Data lines:

++++++++++++++++++++

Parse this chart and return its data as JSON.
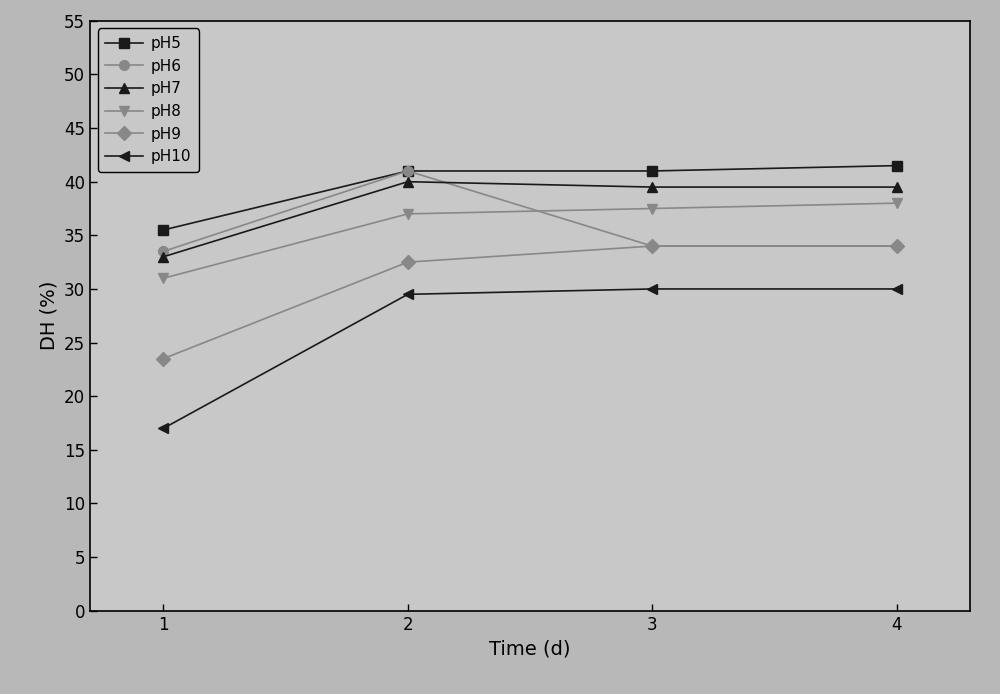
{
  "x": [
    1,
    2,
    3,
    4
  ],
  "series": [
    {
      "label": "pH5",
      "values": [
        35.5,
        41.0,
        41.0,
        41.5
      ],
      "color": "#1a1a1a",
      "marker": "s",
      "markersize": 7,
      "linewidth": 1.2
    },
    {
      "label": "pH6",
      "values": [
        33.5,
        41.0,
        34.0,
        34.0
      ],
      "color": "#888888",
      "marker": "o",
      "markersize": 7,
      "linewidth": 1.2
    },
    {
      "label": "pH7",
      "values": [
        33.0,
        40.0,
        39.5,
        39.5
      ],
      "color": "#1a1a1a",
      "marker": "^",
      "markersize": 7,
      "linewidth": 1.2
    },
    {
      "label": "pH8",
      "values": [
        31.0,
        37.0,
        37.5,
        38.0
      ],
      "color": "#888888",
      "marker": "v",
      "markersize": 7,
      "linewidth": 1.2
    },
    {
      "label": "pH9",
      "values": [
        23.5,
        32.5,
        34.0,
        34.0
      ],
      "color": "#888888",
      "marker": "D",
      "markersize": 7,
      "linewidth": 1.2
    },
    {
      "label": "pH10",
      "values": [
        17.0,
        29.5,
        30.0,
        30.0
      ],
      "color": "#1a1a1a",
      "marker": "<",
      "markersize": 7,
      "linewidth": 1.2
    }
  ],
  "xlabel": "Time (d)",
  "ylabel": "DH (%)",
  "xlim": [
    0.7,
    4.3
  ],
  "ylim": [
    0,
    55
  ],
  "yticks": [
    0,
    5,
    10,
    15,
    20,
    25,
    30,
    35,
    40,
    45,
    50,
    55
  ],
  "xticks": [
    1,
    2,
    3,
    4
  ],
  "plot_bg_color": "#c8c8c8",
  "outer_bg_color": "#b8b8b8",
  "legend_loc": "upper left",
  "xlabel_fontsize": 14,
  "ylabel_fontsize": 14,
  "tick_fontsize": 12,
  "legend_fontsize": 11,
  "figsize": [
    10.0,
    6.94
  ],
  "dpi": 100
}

++++++++++++++++++++

Description of the task: Write out the records above exactly as they appear, leaving out any pictures.

Response:
Parse this chart and return its data as JSON.
{
  "x": [
    1,
    2,
    3,
    4
  ],
  "series": [
    {
      "label": "pH5",
      "values": [
        35.5,
        41.0,
        41.0,
        41.5
      ],
      "color": "#1a1a1a",
      "marker": "s",
      "markersize": 7,
      "linewidth": 1.2
    },
    {
      "label": "pH6",
      "values": [
        33.5,
        41.0,
        34.0,
        34.0
      ],
      "color": "#888888",
      "marker": "o",
      "markersize": 7,
      "linewidth": 1.2
    },
    {
      "label": "pH7",
      "values": [
        33.0,
        40.0,
        39.5,
        39.5
      ],
      "color": "#1a1a1a",
      "marker": "^",
      "markersize": 7,
      "linewidth": 1.2
    },
    {
      "label": "pH8",
      "values": [
        31.0,
        37.0,
        37.5,
        38.0
      ],
      "color": "#888888",
      "marker": "v",
      "markersize": 7,
      "linewidth": 1.2
    },
    {
      "label": "pH9",
      "values": [
        23.5,
        32.5,
        34.0,
        34.0
      ],
      "color": "#888888",
      "marker": "D",
      "markersize": 7,
      "linewidth": 1.2
    },
    {
      "label": "pH10",
      "values": [
        17.0,
        29.5,
        30.0,
        30.0
      ],
      "color": "#1a1a1a",
      "marker": "<",
      "markersize": 7,
      "linewidth": 1.2
    }
  ],
  "xlabel": "Time (d)",
  "ylabel": "DH (%)",
  "xlim": [
    0.7,
    4.3
  ],
  "ylim": [
    0,
    55
  ],
  "yticks": [
    0,
    5,
    10,
    15,
    20,
    25,
    30,
    35,
    40,
    45,
    50,
    55
  ],
  "xticks": [
    1,
    2,
    3,
    4
  ],
  "plot_bg_color": "#c8c8c8",
  "outer_bg_color": "#b8b8b8",
  "legend_loc": "upper left",
  "xlabel_fontsize": 14,
  "ylabel_fontsize": 14,
  "tick_fontsize": 12,
  "legend_fontsize": 11,
  "figsize": [
    10.0,
    6.94
  ],
  "dpi": 100
}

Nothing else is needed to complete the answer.